| STATED PROBLEM |
Among the lines below, count those containing the word "لطفا". Give the number only.

| Data entries |

◆ ◆ ◆ ◆ ◆

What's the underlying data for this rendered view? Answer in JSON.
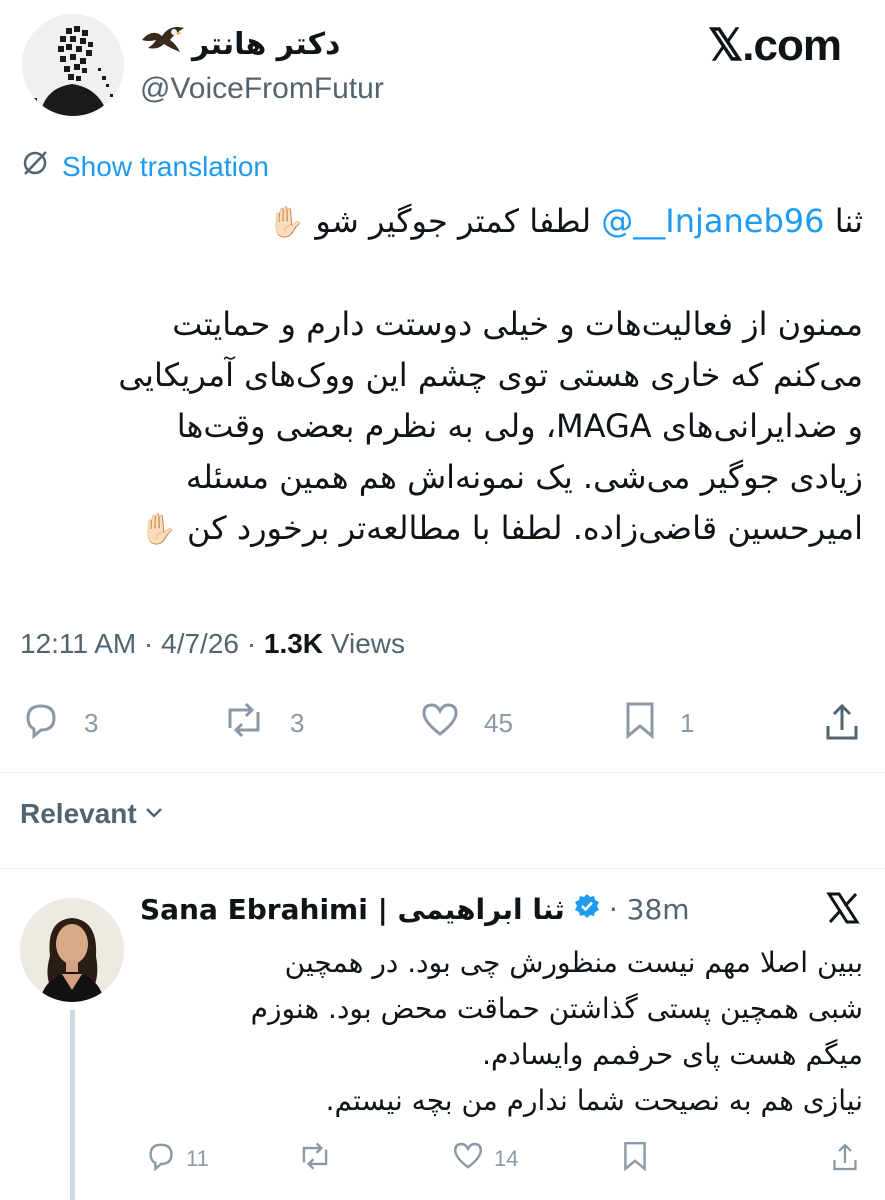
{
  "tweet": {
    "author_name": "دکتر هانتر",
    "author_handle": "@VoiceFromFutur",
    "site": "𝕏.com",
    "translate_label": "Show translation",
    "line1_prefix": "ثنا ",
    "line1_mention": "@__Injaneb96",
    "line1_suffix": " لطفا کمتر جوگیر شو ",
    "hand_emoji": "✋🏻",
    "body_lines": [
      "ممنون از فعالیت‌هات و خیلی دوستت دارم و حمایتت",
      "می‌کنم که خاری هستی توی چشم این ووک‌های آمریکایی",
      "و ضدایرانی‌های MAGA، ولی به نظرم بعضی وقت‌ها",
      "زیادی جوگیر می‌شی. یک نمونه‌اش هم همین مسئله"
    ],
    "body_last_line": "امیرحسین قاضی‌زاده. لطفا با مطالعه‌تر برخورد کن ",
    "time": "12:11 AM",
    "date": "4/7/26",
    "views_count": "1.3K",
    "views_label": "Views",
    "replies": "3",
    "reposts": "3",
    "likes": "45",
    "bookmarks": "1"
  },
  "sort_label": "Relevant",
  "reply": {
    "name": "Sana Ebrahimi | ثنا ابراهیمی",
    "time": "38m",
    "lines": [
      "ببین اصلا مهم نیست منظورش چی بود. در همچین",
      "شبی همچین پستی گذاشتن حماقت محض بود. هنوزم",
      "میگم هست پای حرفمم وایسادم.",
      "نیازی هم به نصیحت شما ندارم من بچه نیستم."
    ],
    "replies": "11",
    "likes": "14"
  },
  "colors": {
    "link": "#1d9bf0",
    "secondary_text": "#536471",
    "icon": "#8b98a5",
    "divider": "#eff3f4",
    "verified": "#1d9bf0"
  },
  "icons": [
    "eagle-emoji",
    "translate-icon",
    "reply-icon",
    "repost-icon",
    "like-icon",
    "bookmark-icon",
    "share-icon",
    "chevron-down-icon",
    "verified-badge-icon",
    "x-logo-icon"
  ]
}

◆ ◆ ◆ ◆ ◆

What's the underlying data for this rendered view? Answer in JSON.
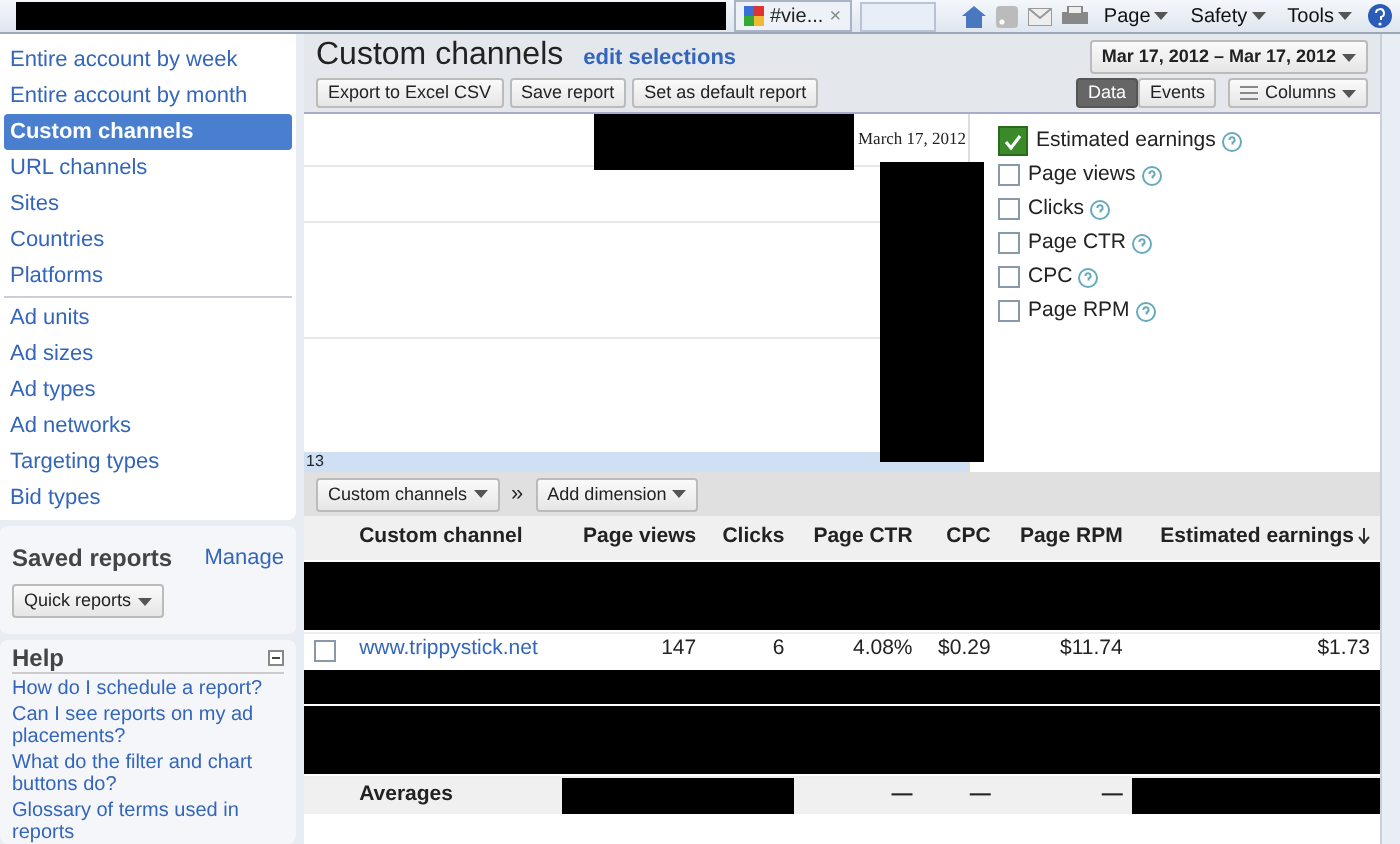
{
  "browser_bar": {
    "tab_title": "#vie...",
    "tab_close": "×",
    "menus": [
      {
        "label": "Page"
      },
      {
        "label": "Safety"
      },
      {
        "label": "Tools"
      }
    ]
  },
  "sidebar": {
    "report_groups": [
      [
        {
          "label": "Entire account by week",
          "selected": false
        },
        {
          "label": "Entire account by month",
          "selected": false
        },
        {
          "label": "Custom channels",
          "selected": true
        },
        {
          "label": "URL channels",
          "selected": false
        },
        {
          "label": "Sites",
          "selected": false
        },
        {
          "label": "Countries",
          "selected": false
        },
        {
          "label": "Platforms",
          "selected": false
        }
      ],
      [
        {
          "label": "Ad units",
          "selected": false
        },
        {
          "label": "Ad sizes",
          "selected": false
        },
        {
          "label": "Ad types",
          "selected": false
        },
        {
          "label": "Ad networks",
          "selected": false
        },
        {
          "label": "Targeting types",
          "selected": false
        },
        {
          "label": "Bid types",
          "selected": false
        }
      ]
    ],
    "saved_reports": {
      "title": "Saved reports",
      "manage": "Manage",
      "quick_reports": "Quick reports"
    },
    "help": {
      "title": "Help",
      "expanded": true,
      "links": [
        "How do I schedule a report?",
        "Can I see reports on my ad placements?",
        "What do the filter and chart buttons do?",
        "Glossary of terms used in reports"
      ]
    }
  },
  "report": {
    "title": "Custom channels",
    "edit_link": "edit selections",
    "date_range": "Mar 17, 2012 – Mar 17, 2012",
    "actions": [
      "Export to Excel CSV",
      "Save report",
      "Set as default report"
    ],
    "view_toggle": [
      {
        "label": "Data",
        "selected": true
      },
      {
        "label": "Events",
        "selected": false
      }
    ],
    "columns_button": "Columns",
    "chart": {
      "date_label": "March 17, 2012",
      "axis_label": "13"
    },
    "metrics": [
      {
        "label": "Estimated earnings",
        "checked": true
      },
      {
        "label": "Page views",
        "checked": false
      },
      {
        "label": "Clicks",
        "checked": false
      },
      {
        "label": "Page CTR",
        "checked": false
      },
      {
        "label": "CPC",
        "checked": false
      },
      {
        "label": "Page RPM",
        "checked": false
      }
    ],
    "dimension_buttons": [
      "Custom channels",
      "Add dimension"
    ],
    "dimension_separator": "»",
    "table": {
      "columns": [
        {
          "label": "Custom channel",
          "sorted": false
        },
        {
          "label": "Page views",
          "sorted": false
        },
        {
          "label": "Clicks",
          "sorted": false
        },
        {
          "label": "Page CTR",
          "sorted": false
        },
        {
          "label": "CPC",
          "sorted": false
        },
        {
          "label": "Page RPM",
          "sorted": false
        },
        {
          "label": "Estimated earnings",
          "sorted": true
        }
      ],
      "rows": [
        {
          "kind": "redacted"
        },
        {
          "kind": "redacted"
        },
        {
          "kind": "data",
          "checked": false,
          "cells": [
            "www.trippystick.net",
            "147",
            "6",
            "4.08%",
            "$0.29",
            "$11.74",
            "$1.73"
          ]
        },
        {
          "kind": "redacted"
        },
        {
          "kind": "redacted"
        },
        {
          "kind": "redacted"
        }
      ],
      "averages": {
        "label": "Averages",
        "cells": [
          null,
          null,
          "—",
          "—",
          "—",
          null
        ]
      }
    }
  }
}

◆ ◆ ◆ ◆ ◆

| COMPLETE ANSWER |
2